STATED PROBLEM: Transcribe the material verbatim in full; the pictures do not belong in the copy.

Data records:

>> START

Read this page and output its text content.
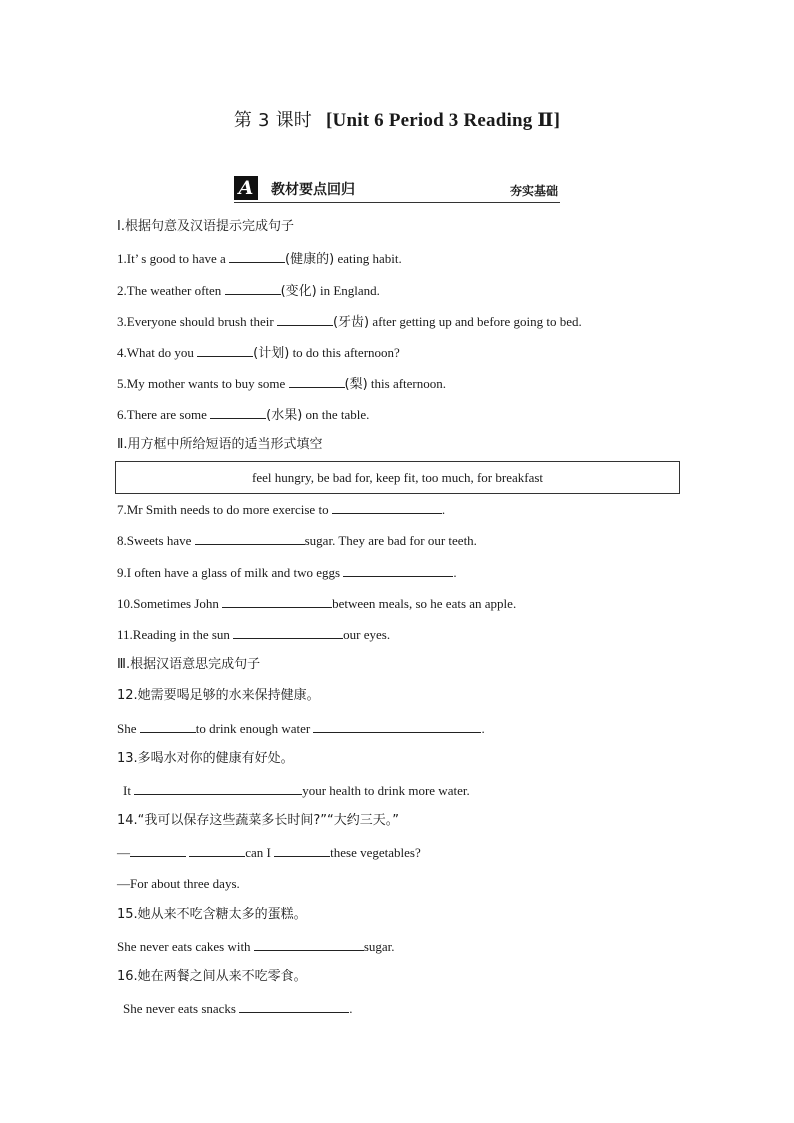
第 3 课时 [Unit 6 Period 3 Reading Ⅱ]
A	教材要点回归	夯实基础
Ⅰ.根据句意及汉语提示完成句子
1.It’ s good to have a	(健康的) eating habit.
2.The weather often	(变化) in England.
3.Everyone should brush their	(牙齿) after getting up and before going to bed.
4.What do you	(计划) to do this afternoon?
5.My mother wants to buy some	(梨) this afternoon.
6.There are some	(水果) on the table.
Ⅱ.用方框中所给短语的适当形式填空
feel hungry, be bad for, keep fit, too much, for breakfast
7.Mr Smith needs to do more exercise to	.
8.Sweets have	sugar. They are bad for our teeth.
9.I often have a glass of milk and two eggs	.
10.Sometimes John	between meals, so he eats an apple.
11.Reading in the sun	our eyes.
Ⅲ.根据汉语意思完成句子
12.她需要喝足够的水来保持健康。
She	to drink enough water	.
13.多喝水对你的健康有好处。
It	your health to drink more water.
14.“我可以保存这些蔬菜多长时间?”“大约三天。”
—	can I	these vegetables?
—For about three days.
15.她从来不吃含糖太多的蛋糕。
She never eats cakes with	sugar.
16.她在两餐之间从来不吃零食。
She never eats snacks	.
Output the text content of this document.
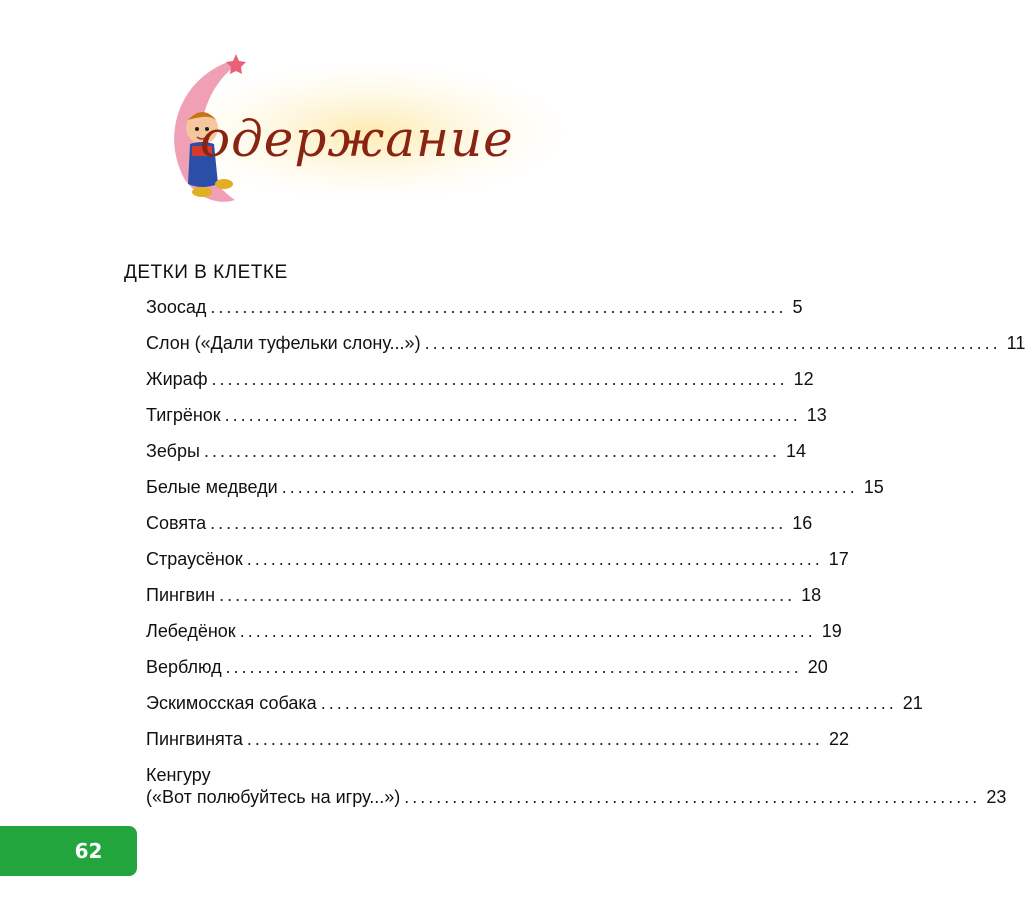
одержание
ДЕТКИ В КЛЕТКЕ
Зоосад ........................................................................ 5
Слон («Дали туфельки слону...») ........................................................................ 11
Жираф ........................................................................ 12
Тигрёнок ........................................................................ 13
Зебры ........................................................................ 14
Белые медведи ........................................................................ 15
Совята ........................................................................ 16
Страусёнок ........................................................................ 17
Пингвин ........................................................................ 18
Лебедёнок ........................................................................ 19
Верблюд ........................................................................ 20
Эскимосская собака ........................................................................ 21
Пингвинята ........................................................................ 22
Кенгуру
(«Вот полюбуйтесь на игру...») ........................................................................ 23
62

>> END

EXERCISE ANSWER:
Read this page and output its text content.
第 3 课时 [Unit 6 Period 3 Reading Ⅱ]
A	教材要点回归	夯实基础
Ⅰ.根据句意及汉语提示完成句子
1.It’ s good to have a	(健康的) eating habit.
2.The weather often	(变化) in England.
3.Everyone should brush their	(牙齿) after getting up and before going to bed.
4.What do you	(计划) to do this afternoon?
5.My mother wants to buy some	(梨) this afternoon.
6.There are some	(水果) on the table.
Ⅱ.用方框中所给短语的适当形式填空
feel hungry, be bad for, keep fit, too much, for breakfast
7.Mr Smith needs to do more exercise to	.
8.Sweets have	sugar. They are bad for our teeth.
9.I often have a glass of milk and two eggs	.
10.Sometimes John	between meals, so he eats an apple.
11.Reading in the sun	our eyes.
Ⅲ.根据汉语意思完成句子
12.她需要喝足够的水来保持健康。
She	to drink enough water	.
13.多喝水对你的健康有好处。
It	your health to drink more water.
14.“我可以保存这些蔬菜多长时间?”“大约三天。”
—	can I	these vegetables?
—For about three days.
15.她从来不吃含糖太多的蛋糕。
She never eats cakes with	sugar.
16.她在两餐之间从来不吃零食。
She never eats snacks	.
Output the text content of this document.
одержание
ДЕТКИ В КЛЕТКЕ
Зоосад ........................................................................ 5
Слон («Дали туфельки слону...») ........................................................................ 11
Жираф ........................................................................ 12
Тигрёнок ........................................................................ 13
Зебры ........................................................................ 14
Белые медведи ........................................................................ 15
Совята ........................................................................ 16
Страусёнок ........................................................................ 17
Пингвин ........................................................................ 18
Лебедёнок ........................................................................ 19
Верблюд ........................................................................ 20
Эскимосская собака ........................................................................ 21
Пингвинята ........................................................................ 22
Кенгуру
(«Вот полюбуйтесь на игру...») ........................................................................ 23
62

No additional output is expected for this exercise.